◆ **Exercise**
Find all lines in the listing that include the word "dòng", then copy them.

Source data:
· · · · ·
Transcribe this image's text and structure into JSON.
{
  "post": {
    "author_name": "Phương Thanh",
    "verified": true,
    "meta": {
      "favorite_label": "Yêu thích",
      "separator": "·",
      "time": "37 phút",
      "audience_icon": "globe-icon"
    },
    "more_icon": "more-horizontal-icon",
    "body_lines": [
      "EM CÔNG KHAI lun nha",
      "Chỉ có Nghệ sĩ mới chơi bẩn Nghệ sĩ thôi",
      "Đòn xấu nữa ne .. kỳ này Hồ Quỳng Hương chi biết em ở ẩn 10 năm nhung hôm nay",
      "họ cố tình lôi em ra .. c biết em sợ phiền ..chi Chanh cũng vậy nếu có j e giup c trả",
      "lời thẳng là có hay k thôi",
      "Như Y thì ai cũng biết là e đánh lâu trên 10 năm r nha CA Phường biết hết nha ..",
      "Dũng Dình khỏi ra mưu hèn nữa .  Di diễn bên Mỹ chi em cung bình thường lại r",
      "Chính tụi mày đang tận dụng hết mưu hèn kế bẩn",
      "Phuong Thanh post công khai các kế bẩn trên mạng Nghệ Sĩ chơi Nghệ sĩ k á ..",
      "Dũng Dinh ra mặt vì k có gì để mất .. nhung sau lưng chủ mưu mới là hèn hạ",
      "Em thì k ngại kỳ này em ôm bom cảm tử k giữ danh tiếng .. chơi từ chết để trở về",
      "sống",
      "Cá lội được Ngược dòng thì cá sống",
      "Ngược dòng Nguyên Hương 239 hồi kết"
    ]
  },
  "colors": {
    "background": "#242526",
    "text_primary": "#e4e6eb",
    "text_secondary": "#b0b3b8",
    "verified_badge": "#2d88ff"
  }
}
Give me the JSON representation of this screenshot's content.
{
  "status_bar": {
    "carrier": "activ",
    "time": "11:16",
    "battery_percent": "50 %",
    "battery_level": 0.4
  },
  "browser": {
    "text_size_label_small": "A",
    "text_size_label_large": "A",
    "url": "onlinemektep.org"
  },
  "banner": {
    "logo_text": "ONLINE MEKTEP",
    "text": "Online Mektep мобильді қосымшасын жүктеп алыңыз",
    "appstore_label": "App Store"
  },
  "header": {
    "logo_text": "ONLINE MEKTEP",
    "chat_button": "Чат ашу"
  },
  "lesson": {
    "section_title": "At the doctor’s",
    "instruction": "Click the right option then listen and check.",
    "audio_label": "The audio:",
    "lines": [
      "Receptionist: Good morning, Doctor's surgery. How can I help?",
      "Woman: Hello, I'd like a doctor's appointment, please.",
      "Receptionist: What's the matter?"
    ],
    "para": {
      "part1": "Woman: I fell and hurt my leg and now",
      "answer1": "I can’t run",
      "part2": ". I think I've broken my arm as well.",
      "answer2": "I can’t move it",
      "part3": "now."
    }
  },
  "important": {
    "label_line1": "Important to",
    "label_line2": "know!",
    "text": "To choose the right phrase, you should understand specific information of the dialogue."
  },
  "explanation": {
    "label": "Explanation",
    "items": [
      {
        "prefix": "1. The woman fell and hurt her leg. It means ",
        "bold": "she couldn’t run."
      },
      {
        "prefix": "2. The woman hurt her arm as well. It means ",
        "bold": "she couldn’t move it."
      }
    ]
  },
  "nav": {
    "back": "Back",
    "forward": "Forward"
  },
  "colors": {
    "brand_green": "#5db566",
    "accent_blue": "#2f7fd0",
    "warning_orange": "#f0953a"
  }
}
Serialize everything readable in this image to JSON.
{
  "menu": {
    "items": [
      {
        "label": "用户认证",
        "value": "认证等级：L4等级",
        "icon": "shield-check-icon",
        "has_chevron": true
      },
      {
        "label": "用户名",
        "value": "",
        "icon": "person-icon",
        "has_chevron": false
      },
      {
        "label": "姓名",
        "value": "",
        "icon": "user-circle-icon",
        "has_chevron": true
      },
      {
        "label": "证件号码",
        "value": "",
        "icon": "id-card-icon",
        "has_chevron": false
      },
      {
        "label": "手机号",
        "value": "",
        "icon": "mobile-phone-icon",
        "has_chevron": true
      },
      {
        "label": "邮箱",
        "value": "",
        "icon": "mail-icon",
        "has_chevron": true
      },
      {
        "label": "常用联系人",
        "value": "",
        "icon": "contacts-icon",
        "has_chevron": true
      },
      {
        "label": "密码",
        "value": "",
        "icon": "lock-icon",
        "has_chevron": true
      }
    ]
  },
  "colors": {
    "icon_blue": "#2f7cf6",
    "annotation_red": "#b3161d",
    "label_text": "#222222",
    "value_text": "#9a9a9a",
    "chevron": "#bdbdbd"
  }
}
· · · · ·
◆ **Task answer**
      "Cá lội được Ngược dòng thì cá sống",
      "Ngược dòng Nguyên Hương 239 hồi kết"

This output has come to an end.